- [Set exercise] Leaving the pictures aside, transcribe every line below exactly.

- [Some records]

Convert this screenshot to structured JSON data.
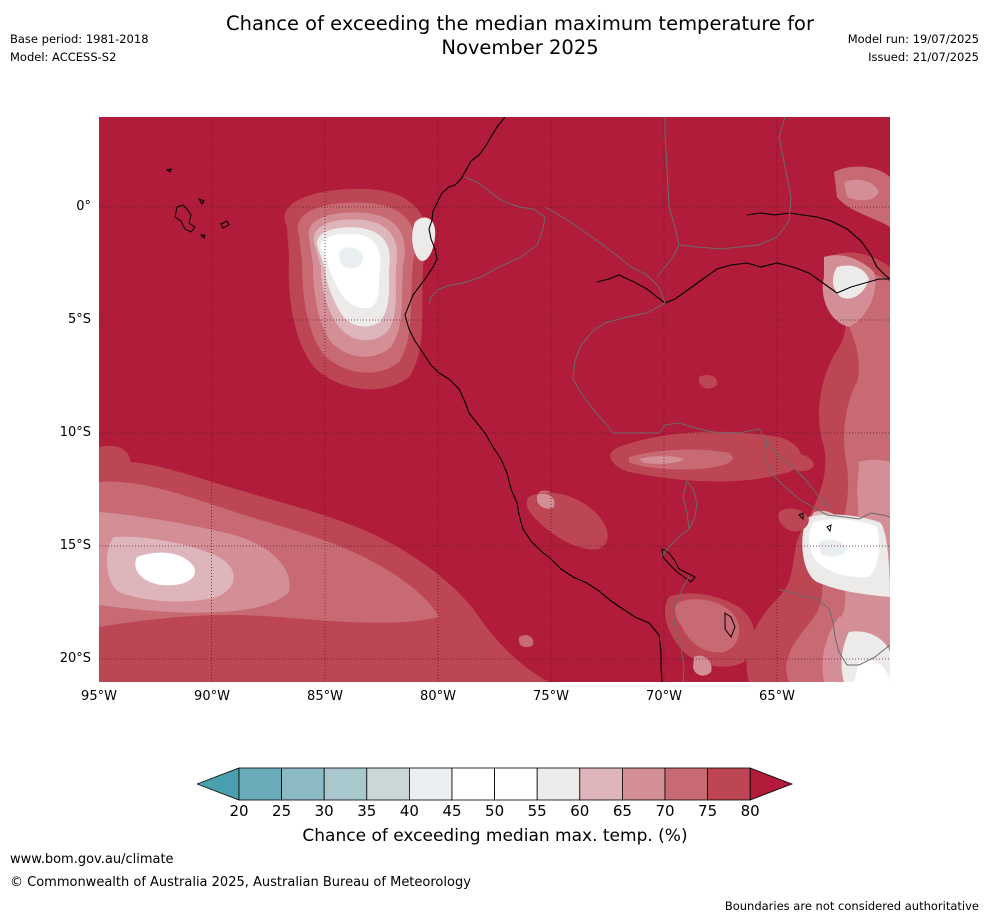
{
  "title_lines": [
    "Chance of exceeding the median maximum temperature for",
    "November 2025"
  ],
  "meta_left": [
    "Base period: 1981-2018",
    "Model: ACCESS-S2"
  ],
  "meta_right": [
    "Model run: 19/07/2025",
    "Issued: 21/07/2025"
  ],
  "map": {
    "lon_range": [
      -95,
      -60
    ],
    "lat_range": [
      -21,
      4
    ],
    "lat_ticks": [
      {
        "value": 0,
        "label": "0°"
      },
      {
        "value": -5,
        "label": "5°S"
      },
      {
        "value": -10,
        "label": "10°S"
      },
      {
        "value": -15,
        "label": "15°S"
      },
      {
        "value": -20,
        "label": "20°S"
      }
    ],
    "lon_ticks": [
      {
        "value": -95,
        "label": "95°W"
      },
      {
        "value": -90,
        "label": "90°W"
      },
      {
        "value": -85,
        "label": "85°W"
      },
      {
        "value": -80,
        "label": "80°W"
      },
      {
        "value": -75,
        "label": "75°W"
      },
      {
        "value": -70,
        "label": "70°W"
      },
      {
        "value": -65,
        "label": "65°W"
      }
    ]
  },
  "colorbar": {
    "label": "Chance of exceeding median max. temp. (%)",
    "ticks": [
      "20",
      "25",
      "30",
      "35",
      "40",
      "45",
      "50",
      "55",
      "60",
      "65",
      "70",
      "75",
      "80"
    ],
    "colors": [
      "#4a9fae",
      "#6aacb9",
      "#8bbac5",
      "#a9c8cd",
      "#cbd6d9",
      "#e9eff1",
      "#ffffff",
      "#ffffff",
      "#ecebea",
      "#deb5ba",
      "#d38e96",
      "#c86a74",
      "#bd4655",
      "#b01c3a"
    ]
  },
  "footer": {
    "url": "www.bom.gov.au/climate",
    "copyright": "© Commonwealth of Australia 2025, Australian Bureau of Meteorology",
    "boundaries": "Boundaries are not considered authoritative"
  }
}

- [Written reply]
Convert this screenshot to structured JSON data.
{
  "title_lines": [
    "Chance of exceeding the median maximum temperature for",
    "November 2025"
  ],
  "meta_left": [
    "Base period: 1981-2018",
    "Model: ACCESS-S2"
  ],
  "meta_right": [
    "Model run: 19/07/2025",
    "Issued: 21/07/2025"
  ],
  "map": {
    "lon_range": [
      -95,
      -60
    ],
    "lat_range": [
      -21,
      4
    ],
    "lat_ticks": [
      {
        "value": 0,
        "label": "0°"
      },
      {
        "value": -5,
        "label": "5°S"
      },
      {
        "value": -10,
        "label": "10°S"
      },
      {
        "value": -15,
        "label": "15°S"
      },
      {
        "value": -20,
        "label": "20°S"
      }
    ],
    "lon_ticks": [
      {
        "value": -95,
        "label": "95°W"
      },
      {
        "value": -90,
        "label": "90°W"
      },
      {
        "value": -85,
        "label": "85°W"
      },
      {
        "value": -80,
        "label": "80°W"
      },
      {
        "value": -75,
        "label": "75°W"
      },
      {
        "value": -70,
        "label": "70°W"
      },
      {
        "value": -65,
        "label": "65°W"
      }
    ]
  },
  "colorbar": {
    "label": "Chance of exceeding median max. temp. (%)",
    "ticks": [
      "20",
      "25",
      "30",
      "35",
      "40",
      "45",
      "50",
      "55",
      "60",
      "65",
      "70",
      "75",
      "80"
    ],
    "colors": [
      "#4a9fae",
      "#6aacb9",
      "#8bbac5",
      "#a9c8cd",
      "#cbd6d9",
      "#e9eff1",
      "#ffffff",
      "#ffffff",
      "#ecebea",
      "#deb5ba",
      "#d38e96",
      "#c86a74",
      "#bd4655",
      "#b01c3a"
    ]
  },
  "footer": {
    "url": "www.bom.gov.au/climate",
    "copyright": "© Commonwealth of Australia 2025, Australian Bureau of Meteorology",
    "boundaries": "Boundaries are not considered authoritative"
  }
}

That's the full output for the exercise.